__Written exercise__. Copy each line holding the string "object".

-- start Provided information --

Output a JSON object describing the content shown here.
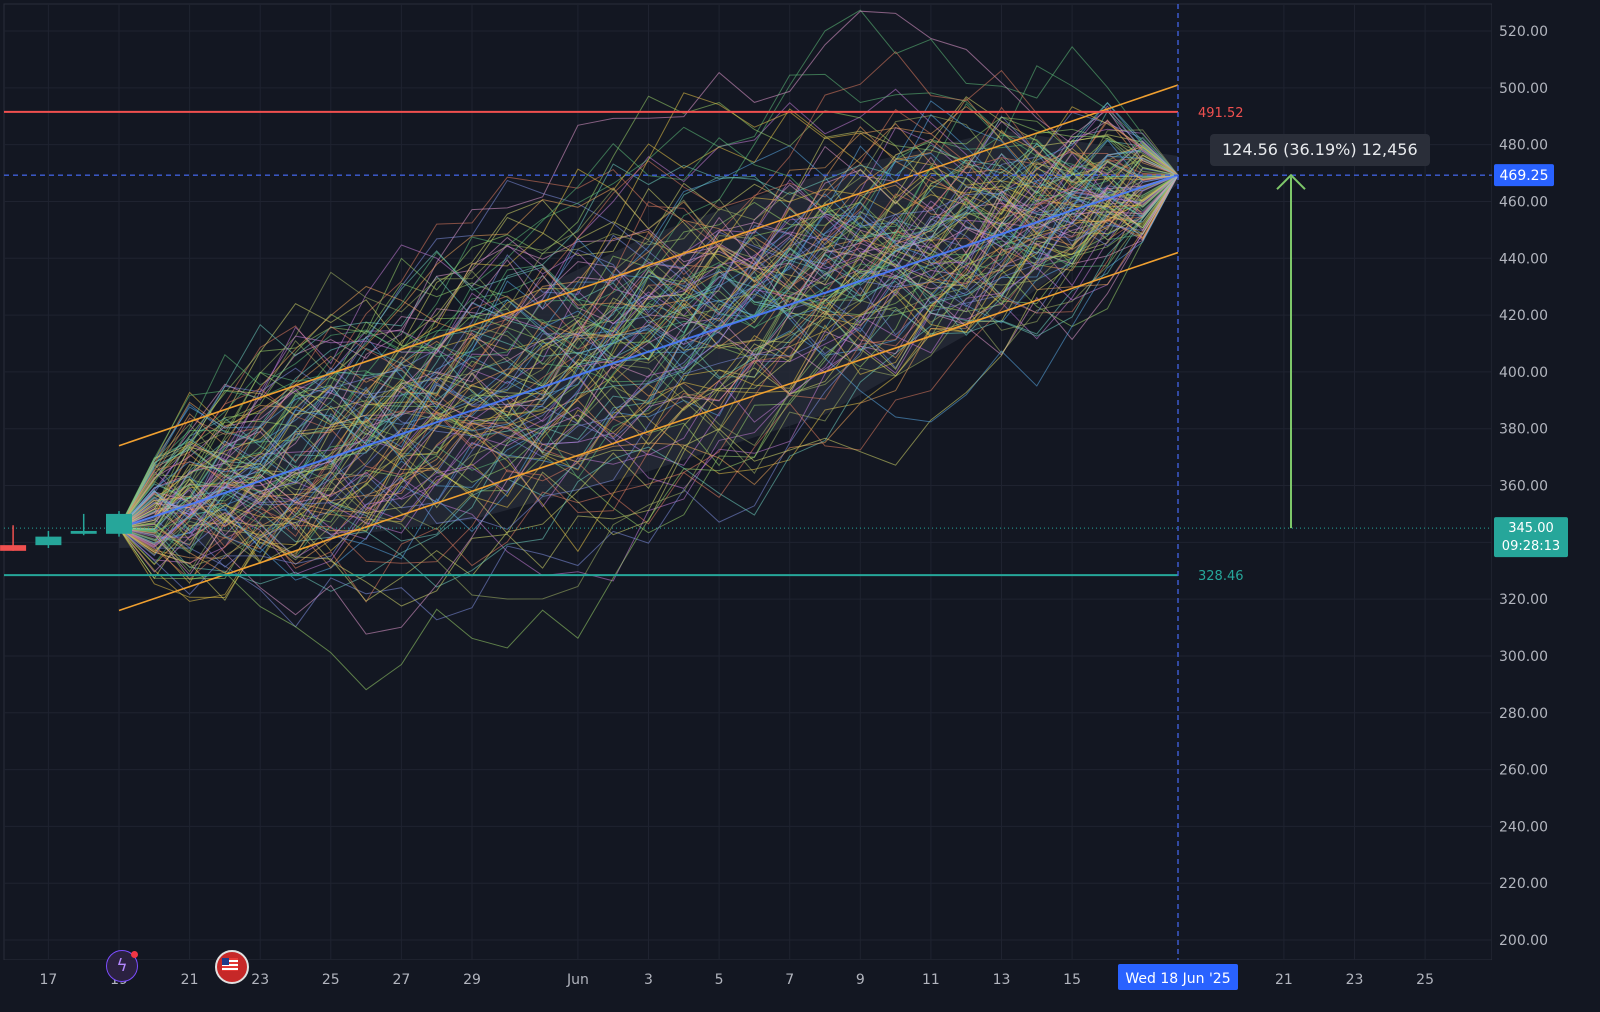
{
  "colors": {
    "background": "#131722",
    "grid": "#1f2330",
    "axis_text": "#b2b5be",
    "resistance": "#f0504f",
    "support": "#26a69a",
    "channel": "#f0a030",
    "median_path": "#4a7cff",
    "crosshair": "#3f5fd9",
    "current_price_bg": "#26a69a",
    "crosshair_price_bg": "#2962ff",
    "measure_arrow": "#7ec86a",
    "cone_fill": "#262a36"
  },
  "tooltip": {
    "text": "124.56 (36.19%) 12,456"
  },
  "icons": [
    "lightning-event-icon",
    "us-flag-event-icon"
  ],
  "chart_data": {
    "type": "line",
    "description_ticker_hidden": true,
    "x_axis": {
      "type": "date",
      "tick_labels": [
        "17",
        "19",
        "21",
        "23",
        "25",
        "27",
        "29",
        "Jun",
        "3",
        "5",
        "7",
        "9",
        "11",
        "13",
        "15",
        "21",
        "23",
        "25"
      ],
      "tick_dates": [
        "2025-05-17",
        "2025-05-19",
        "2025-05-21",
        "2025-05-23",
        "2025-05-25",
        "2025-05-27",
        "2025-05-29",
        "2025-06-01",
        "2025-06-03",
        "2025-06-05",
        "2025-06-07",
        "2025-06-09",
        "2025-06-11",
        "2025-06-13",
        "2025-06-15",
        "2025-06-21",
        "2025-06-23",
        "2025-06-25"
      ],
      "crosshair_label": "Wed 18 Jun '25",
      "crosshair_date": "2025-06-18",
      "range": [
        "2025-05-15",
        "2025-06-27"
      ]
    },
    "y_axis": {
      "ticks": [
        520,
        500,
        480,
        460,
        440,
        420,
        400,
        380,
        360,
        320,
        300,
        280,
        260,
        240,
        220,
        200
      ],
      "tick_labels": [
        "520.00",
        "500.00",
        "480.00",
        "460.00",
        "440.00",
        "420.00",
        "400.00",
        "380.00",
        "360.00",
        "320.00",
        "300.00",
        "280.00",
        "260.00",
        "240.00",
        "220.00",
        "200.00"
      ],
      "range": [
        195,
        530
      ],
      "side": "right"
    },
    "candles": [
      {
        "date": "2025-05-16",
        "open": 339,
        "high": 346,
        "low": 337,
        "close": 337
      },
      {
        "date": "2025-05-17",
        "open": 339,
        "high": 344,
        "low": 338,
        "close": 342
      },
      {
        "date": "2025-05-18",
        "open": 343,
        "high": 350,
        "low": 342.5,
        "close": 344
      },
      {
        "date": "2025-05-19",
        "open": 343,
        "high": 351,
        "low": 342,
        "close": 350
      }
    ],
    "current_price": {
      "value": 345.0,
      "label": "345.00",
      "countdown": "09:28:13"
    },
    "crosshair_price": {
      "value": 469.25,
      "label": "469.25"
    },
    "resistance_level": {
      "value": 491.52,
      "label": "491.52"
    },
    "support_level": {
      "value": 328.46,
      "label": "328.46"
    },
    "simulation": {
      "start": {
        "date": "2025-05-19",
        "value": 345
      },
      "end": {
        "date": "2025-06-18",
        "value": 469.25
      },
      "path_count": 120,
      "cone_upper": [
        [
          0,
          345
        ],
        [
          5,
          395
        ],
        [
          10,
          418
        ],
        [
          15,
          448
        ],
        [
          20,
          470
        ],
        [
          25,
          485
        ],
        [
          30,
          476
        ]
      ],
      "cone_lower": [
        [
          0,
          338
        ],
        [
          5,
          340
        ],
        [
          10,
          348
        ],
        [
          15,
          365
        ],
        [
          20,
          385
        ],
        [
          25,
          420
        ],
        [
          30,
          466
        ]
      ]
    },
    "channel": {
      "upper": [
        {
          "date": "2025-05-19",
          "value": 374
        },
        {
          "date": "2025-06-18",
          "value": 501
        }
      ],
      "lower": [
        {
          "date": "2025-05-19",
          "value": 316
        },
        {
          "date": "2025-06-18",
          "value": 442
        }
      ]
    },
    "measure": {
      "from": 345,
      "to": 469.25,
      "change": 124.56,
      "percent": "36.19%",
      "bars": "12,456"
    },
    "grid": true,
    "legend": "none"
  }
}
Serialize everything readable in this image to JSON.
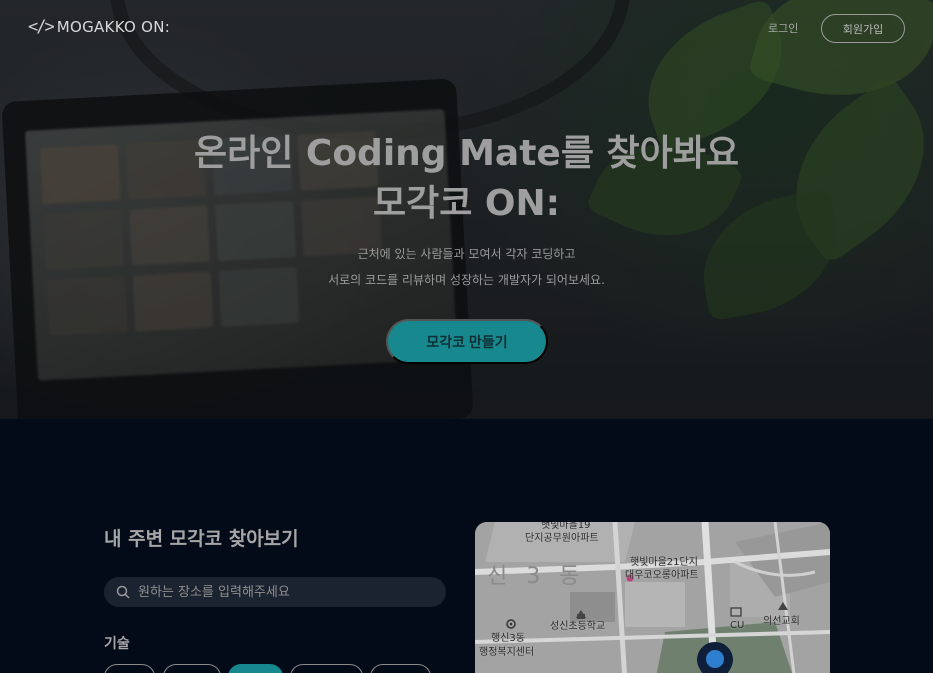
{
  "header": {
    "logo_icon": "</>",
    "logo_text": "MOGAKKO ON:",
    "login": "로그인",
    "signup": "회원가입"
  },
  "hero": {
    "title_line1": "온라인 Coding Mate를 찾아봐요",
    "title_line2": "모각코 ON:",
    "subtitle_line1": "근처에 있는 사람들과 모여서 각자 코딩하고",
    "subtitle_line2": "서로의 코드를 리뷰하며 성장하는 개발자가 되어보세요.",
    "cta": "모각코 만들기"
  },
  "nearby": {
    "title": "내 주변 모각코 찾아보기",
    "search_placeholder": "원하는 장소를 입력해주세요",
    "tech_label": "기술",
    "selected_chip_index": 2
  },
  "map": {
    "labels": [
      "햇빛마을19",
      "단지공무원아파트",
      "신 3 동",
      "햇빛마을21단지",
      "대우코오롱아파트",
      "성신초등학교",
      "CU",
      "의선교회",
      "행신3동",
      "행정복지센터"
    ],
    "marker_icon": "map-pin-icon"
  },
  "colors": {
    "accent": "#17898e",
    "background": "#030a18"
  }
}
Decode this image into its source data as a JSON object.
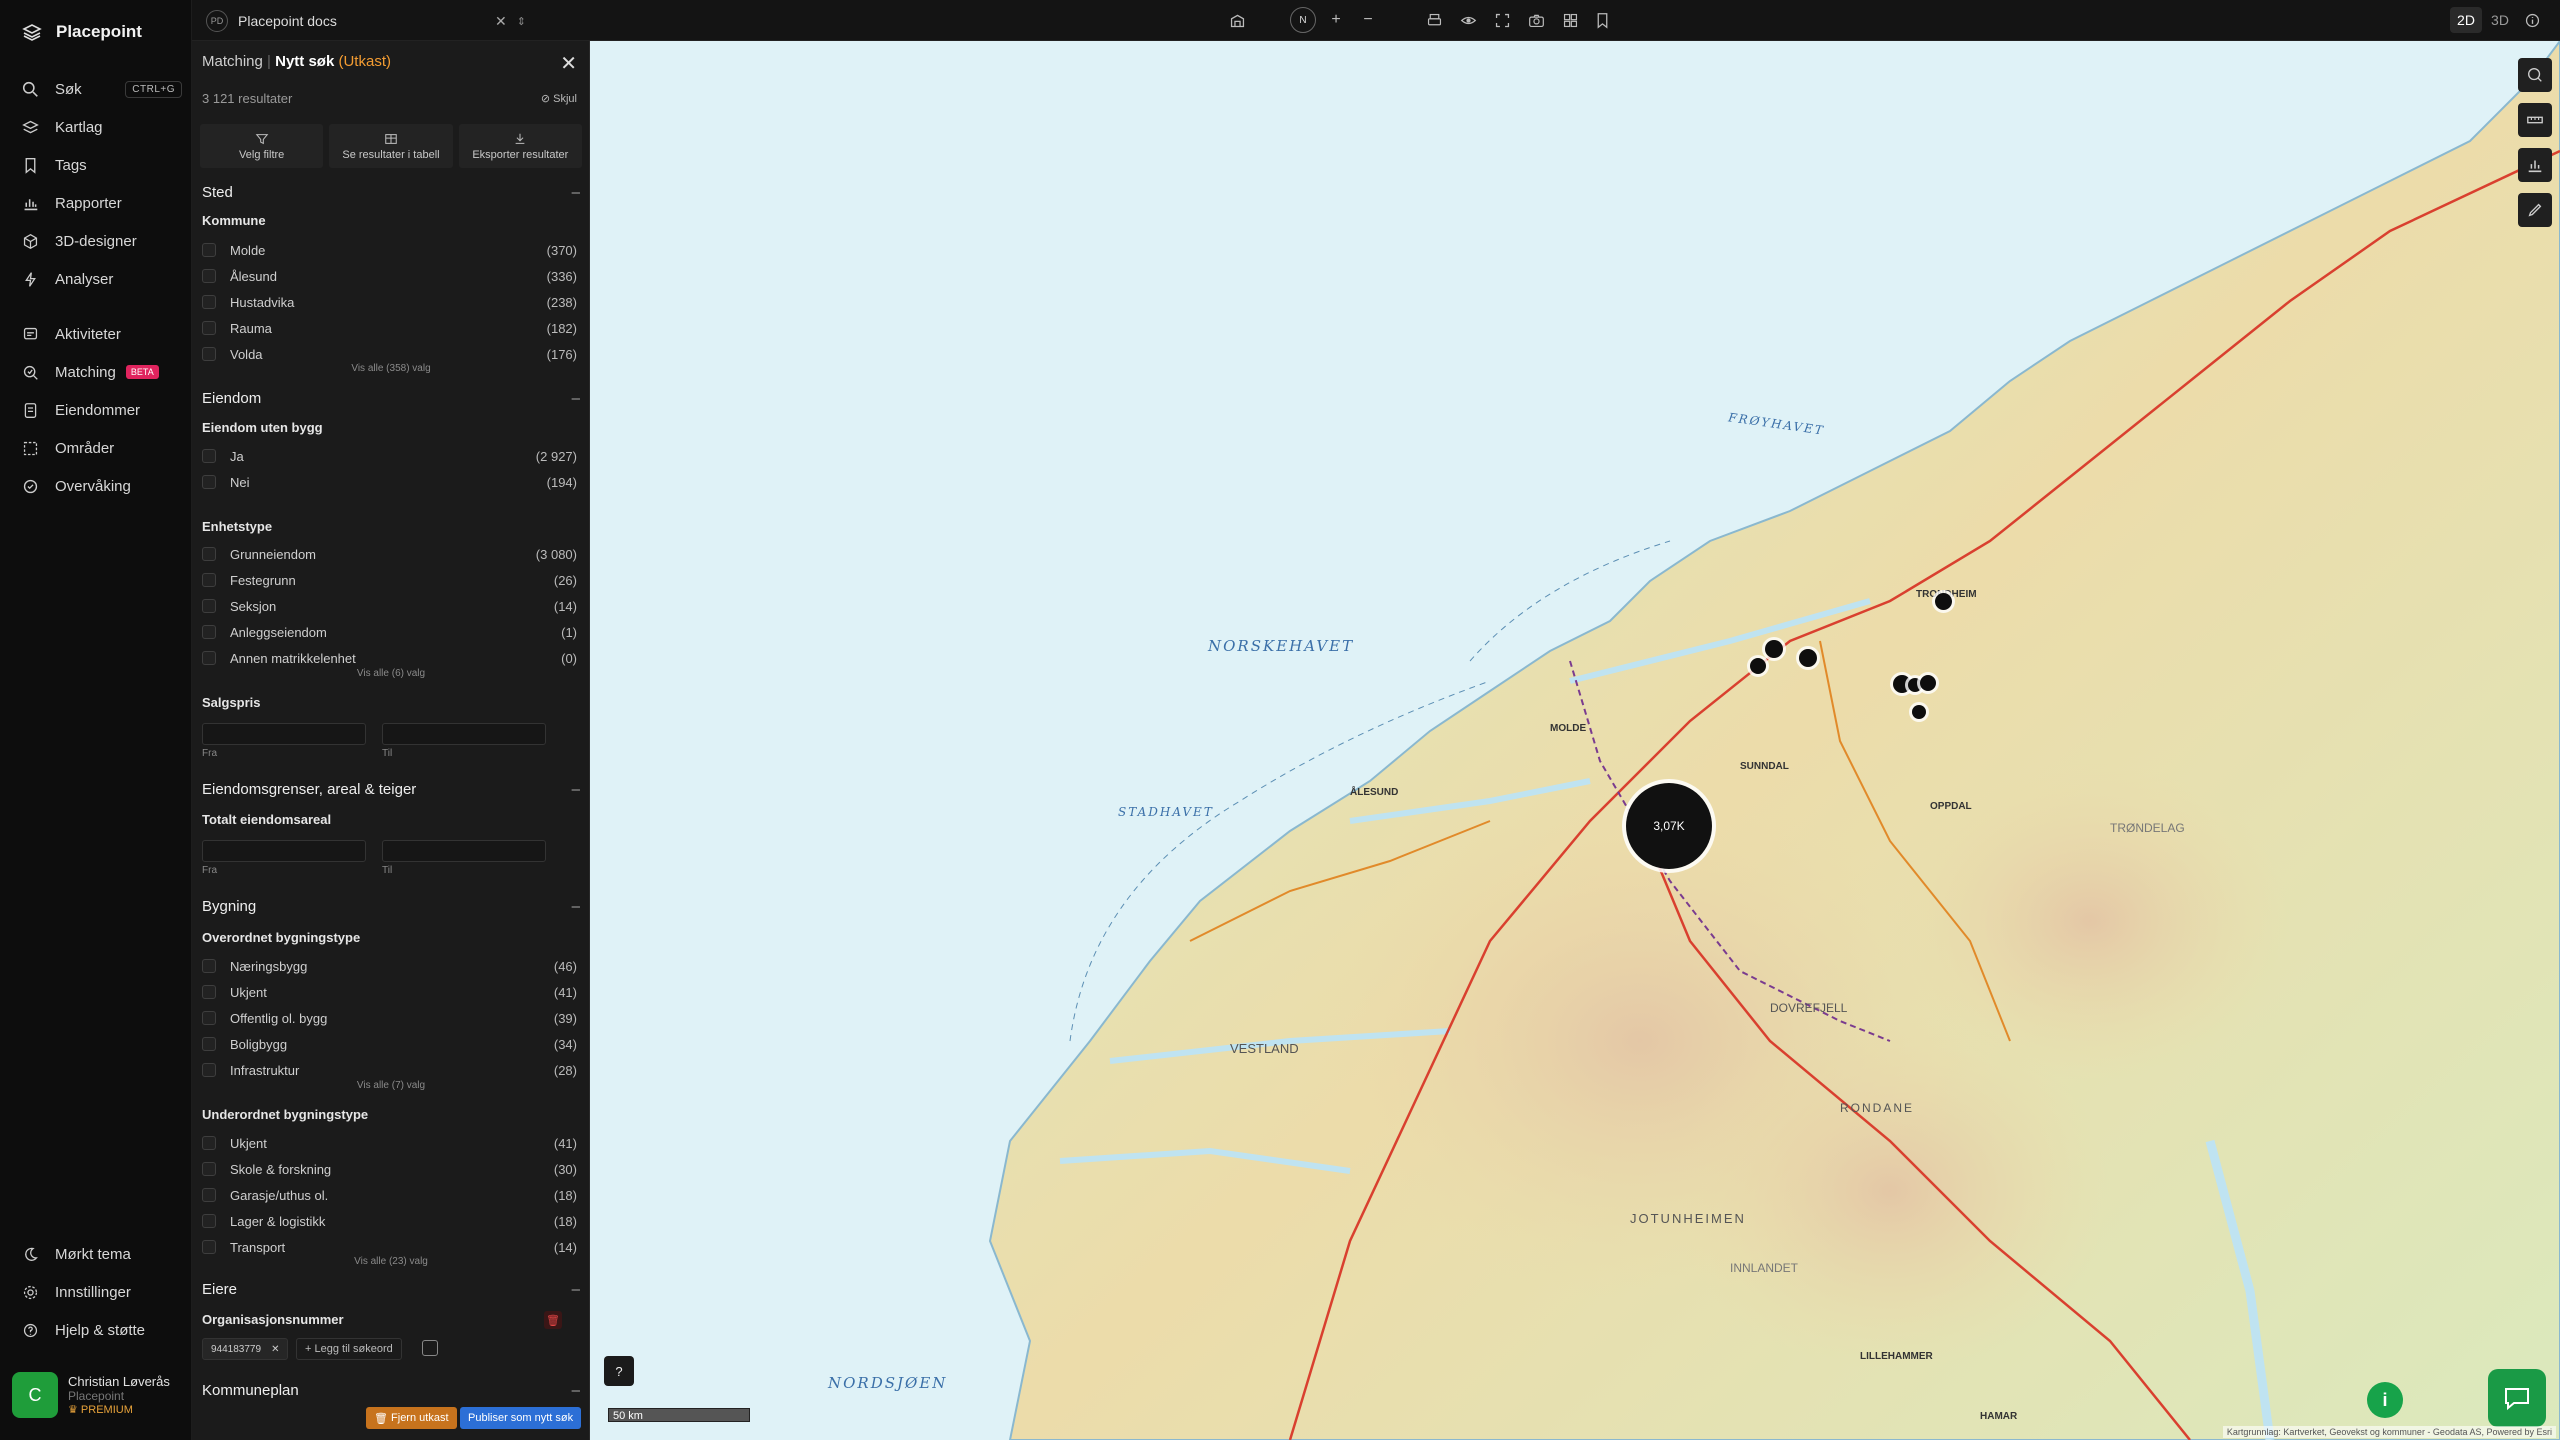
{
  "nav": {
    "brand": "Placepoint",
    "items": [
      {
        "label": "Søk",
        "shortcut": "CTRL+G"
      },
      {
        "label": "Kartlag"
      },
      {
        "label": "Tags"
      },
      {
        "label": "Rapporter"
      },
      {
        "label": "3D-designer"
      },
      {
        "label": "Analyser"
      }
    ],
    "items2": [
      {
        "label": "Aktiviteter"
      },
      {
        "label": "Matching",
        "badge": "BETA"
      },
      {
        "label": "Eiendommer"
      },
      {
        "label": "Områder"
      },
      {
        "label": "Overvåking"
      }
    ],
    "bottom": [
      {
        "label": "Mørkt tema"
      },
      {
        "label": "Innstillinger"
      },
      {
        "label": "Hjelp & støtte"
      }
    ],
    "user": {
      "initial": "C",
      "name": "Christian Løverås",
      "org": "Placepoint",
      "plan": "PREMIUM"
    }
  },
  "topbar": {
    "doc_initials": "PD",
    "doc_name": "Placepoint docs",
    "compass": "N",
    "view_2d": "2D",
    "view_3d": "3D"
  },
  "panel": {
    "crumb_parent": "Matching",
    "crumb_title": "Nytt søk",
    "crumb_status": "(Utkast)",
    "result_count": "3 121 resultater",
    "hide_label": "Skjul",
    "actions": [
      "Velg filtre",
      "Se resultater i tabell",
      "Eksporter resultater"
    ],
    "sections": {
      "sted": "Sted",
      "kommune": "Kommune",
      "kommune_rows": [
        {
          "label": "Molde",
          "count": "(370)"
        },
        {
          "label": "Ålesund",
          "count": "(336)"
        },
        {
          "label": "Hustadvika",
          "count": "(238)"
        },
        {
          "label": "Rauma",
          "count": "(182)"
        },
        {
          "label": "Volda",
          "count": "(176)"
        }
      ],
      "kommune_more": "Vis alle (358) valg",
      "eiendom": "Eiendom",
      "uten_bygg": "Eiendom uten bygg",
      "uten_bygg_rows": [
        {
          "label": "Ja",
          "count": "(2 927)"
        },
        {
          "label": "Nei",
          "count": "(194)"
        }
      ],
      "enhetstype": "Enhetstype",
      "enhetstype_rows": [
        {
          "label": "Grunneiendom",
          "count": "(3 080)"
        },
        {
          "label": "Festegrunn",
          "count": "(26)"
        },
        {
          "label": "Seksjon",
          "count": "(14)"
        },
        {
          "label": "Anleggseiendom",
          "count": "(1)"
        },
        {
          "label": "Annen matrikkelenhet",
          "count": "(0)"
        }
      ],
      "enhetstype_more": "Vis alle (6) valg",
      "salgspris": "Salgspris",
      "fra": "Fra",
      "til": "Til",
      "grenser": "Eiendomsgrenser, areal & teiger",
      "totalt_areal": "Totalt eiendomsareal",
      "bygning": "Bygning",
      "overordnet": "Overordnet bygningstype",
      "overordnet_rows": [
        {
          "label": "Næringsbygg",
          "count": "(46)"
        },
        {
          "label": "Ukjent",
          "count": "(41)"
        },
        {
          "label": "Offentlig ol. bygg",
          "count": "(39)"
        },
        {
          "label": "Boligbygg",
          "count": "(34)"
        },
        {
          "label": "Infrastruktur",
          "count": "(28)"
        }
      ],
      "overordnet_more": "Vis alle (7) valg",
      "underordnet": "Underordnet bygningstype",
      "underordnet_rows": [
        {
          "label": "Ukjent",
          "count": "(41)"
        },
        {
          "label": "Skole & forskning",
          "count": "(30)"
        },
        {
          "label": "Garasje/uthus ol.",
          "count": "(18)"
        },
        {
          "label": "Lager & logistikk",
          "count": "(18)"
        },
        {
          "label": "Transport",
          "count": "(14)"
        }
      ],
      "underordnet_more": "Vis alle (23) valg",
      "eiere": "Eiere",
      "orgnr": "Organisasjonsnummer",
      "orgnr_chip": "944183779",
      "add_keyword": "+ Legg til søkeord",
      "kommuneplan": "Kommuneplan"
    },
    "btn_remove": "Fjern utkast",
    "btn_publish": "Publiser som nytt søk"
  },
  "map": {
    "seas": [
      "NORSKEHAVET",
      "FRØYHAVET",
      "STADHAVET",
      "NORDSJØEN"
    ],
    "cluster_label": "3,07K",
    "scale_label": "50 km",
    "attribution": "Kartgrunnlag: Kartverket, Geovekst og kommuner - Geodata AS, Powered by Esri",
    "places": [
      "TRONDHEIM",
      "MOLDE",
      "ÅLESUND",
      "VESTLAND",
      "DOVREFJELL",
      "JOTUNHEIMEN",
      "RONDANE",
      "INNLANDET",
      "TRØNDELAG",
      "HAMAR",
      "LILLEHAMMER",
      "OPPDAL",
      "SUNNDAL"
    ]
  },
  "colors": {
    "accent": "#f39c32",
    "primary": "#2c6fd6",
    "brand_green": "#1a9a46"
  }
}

-- end Provided information --

__Result of this exercise__.
Output a JSON object describing the content shown here.
Decode this image into its source data as a JSON object.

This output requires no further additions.